What is required → Read through the records below and copy each line that uses the word "type".

____________

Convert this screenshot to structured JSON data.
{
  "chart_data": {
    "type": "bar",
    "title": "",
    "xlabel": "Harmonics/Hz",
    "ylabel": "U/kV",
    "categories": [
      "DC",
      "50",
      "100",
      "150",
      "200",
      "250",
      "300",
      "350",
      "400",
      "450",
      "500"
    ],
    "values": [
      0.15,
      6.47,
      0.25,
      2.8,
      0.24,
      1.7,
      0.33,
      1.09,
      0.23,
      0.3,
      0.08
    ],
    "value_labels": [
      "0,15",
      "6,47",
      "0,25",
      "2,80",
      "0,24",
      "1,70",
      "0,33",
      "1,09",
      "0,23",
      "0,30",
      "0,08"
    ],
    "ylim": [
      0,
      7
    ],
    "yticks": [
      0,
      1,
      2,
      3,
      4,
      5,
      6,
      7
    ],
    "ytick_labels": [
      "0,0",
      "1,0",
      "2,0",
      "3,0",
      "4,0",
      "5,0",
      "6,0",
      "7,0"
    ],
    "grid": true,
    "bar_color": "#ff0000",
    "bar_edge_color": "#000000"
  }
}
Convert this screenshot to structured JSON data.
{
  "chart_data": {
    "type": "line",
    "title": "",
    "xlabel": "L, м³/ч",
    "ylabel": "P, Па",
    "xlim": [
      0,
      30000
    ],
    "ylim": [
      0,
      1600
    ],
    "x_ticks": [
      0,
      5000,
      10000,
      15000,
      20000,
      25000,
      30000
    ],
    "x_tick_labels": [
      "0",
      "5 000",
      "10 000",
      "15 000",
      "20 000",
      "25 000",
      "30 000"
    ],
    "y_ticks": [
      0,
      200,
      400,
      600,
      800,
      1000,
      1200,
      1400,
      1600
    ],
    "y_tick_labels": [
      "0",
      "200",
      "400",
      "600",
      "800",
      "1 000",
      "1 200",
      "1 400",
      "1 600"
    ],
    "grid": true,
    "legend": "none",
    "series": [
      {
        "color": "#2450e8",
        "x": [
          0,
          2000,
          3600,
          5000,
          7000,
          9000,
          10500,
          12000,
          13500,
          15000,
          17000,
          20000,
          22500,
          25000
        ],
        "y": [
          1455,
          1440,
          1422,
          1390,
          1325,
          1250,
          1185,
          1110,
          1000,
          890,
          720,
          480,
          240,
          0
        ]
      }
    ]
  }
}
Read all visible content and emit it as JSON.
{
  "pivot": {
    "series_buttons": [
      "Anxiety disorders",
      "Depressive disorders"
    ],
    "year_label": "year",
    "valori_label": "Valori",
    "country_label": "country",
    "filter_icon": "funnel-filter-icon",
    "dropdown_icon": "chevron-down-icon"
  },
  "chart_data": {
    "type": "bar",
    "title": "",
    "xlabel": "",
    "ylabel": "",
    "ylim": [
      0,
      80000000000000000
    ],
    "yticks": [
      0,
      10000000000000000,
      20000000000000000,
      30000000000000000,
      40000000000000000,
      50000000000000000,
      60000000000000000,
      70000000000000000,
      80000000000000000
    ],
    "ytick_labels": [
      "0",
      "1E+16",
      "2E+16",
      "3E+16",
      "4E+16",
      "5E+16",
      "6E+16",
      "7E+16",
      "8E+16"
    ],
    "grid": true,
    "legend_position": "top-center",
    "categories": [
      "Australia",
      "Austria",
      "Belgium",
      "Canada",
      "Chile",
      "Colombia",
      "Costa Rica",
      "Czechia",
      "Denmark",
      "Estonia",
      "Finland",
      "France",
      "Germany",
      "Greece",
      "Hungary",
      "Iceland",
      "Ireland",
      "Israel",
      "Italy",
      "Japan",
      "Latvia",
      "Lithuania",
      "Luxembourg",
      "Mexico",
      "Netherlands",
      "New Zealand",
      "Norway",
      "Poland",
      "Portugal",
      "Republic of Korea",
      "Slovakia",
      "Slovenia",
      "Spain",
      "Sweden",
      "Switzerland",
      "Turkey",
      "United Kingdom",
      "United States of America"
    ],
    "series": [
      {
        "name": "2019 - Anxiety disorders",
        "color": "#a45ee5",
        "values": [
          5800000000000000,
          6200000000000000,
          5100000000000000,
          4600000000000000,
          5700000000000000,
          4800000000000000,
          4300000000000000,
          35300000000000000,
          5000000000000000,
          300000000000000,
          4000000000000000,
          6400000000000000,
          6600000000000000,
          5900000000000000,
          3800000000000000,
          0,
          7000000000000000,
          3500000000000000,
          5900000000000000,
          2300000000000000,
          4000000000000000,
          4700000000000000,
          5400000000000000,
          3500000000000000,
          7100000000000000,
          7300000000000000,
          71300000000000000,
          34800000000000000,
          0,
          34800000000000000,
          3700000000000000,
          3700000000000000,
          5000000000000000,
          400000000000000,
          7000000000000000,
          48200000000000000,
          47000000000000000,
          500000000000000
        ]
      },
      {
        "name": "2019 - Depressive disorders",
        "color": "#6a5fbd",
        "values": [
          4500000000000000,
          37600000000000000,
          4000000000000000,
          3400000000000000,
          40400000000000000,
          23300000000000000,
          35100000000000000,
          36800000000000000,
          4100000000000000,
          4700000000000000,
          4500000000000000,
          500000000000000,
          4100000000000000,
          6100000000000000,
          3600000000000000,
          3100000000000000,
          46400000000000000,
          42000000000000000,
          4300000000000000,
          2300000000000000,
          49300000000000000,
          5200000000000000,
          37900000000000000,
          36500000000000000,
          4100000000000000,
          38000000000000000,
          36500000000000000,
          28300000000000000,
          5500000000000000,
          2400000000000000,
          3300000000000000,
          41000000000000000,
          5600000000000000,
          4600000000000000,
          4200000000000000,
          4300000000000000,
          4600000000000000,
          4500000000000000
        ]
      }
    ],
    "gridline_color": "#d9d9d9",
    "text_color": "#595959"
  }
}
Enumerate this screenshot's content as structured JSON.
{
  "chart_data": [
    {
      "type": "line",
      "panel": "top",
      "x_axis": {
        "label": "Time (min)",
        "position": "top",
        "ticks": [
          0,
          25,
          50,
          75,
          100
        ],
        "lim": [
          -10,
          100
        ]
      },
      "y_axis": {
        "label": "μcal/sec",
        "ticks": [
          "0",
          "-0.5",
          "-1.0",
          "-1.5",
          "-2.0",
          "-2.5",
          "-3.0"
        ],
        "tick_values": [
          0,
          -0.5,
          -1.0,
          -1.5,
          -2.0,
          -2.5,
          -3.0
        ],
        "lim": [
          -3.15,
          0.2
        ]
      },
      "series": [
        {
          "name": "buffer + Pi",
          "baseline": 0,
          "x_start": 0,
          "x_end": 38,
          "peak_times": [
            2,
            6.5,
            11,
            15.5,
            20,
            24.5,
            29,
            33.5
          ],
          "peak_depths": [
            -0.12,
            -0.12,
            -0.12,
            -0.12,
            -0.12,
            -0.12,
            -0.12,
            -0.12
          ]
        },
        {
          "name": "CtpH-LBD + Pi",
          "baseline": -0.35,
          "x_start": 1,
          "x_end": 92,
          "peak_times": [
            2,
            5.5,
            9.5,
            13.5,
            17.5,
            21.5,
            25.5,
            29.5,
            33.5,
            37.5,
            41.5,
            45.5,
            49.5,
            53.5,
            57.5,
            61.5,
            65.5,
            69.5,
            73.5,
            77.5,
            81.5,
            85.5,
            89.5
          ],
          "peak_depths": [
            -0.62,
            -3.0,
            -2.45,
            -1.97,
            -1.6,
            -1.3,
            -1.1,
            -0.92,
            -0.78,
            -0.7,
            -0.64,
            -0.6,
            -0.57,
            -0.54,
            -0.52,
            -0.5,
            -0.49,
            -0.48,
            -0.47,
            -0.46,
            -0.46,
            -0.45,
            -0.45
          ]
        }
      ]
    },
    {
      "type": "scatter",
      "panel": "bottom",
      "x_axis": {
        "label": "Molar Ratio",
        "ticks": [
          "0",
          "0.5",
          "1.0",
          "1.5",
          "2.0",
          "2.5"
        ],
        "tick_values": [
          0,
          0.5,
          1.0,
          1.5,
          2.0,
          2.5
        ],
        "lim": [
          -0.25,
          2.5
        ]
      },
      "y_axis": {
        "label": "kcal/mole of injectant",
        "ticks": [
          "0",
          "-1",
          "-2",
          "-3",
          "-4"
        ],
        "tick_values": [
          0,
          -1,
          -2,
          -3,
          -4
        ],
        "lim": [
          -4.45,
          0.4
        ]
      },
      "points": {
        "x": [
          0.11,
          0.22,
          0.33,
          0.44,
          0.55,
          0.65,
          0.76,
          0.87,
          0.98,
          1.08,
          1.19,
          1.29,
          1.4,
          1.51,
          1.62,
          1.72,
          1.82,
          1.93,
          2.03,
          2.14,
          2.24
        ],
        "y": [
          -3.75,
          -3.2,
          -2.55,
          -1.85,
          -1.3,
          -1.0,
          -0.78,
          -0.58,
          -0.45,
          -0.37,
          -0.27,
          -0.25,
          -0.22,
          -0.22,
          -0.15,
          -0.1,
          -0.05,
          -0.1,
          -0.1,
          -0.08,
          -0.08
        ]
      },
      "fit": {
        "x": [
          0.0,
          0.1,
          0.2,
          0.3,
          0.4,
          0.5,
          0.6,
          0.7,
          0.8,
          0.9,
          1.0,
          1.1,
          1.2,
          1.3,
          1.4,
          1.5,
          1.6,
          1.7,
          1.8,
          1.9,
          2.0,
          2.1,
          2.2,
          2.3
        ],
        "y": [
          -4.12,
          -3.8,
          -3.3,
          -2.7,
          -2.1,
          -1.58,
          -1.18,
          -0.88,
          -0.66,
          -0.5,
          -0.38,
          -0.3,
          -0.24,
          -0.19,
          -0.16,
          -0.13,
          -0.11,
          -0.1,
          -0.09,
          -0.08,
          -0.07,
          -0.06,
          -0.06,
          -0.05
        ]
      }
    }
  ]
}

____________

Solution to the problem →
    "type": "bar",
    "type": "line",
    "type": "bar",
      "type": "line",
      "type": "scatter",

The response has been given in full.